PROBLEM STATEMENT.
Repeat the entries below exactly as they appear, with no pictures.

Excerpt from a dataset
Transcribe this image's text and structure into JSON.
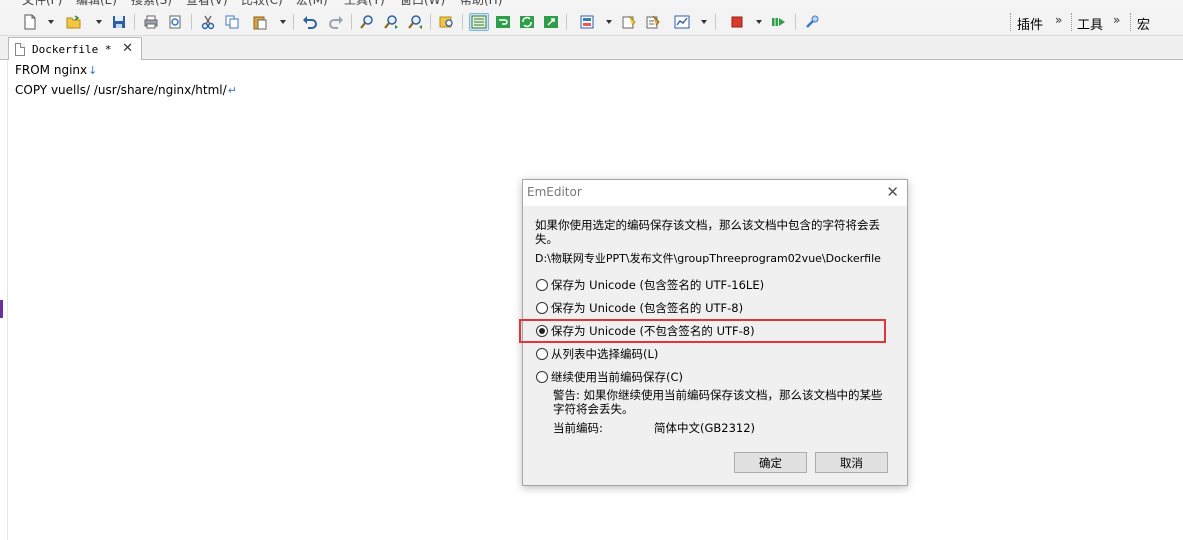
{
  "menubar": {
    "items": [
      "文件(F)",
      "编辑(E)",
      "搜索(S)",
      "查看(V)",
      "比较(C)",
      "宏(M)",
      "工具(T)",
      "窗口(W)",
      "帮助(H)"
    ]
  },
  "toolbar": {
    "plugins_label": "插件",
    "tools_label": "工具",
    "macros_label": "宏",
    "overflow_glyph": "»"
  },
  "tab": {
    "title": "Dockerfile *",
    "close_glyph": "✕"
  },
  "editor": {
    "lines": [
      {
        "text": "FROM nginx",
        "eol": "↓"
      },
      {
        "text": "COPY vuells/ /usr/share/nginx/html/",
        "eol": "↵"
      }
    ]
  },
  "dialog": {
    "title": "EmEditor",
    "close_glyph": "✕",
    "message": "如果你使用选定的编码保存该文档，那么该文档中包含的字符将会丢失。",
    "file_path": "D:\\物联网专业PPT\\发布文件\\groupThreeprogram02vue\\Dockerfile",
    "options": [
      {
        "label": "保存为 Unicode (包含签名的 UTF-16LE)",
        "checked": false
      },
      {
        "label": "保存为 Unicode (包含签名的 UTF-8)",
        "checked": false
      },
      {
        "label": "保存为 Unicode (不包含签名的 UTF-8)",
        "checked": true
      },
      {
        "label": "从列表中选择编码(L)",
        "checked": false
      },
      {
        "label": "继续使用当前编码保存(C)",
        "checked": false
      }
    ],
    "warning": "警告: 如果你继续使用当前编码保存该文档，那么该文档中的某些字符将会丢失。",
    "current_encoding_label": "当前编码:",
    "current_encoding_value": "简体中文(GB2312)",
    "ok_label": "确定",
    "cancel_label": "取消",
    "highlight_color": "#e0353b"
  }
}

SOLUTION FOR THIS TASK.
Transcribe this image's text and structure into JSON.
{
  "menubar": {
    "items": [
      "文件(F)",
      "编辑(E)",
      "搜索(S)",
      "查看(V)",
      "比较(C)",
      "宏(M)",
      "工具(T)",
      "窗口(W)",
      "帮助(H)"
    ]
  },
  "toolbar": {
    "plugins_label": "插件",
    "tools_label": "工具",
    "macros_label": "宏",
    "overflow_glyph": "»"
  },
  "tab": {
    "title": "Dockerfile *",
    "close_glyph": "✕"
  },
  "editor": {
    "lines": [
      {
        "text": "FROM nginx",
        "eol": "↓"
      },
      {
        "text": "COPY vuells/ /usr/share/nginx/html/",
        "eol": "↵"
      }
    ]
  },
  "dialog": {
    "title": "EmEditor",
    "close_glyph": "✕",
    "message": "如果你使用选定的编码保存该文档，那么该文档中包含的字符将会丢失。",
    "file_path": "D:\\物联网专业PPT\\发布文件\\groupThreeprogram02vue\\Dockerfile",
    "options": [
      {
        "label": "保存为 Unicode (包含签名的 UTF-16LE)",
        "checked": false
      },
      {
        "label": "保存为 Unicode (包含签名的 UTF-8)",
        "checked": false
      },
      {
        "label": "保存为 Unicode (不包含签名的 UTF-8)",
        "checked": true
      },
      {
        "label": "从列表中选择编码(L)",
        "checked": false
      },
      {
        "label": "继续使用当前编码保存(C)",
        "checked": false
      }
    ],
    "warning": "警告: 如果你继续使用当前编码保存该文档，那么该文档中的某些字符将会丢失。",
    "current_encoding_label": "当前编码:",
    "current_encoding_value": "简体中文(GB2312)",
    "ok_label": "确定",
    "cancel_label": "取消",
    "highlight_color": "#e0353b"
  }
}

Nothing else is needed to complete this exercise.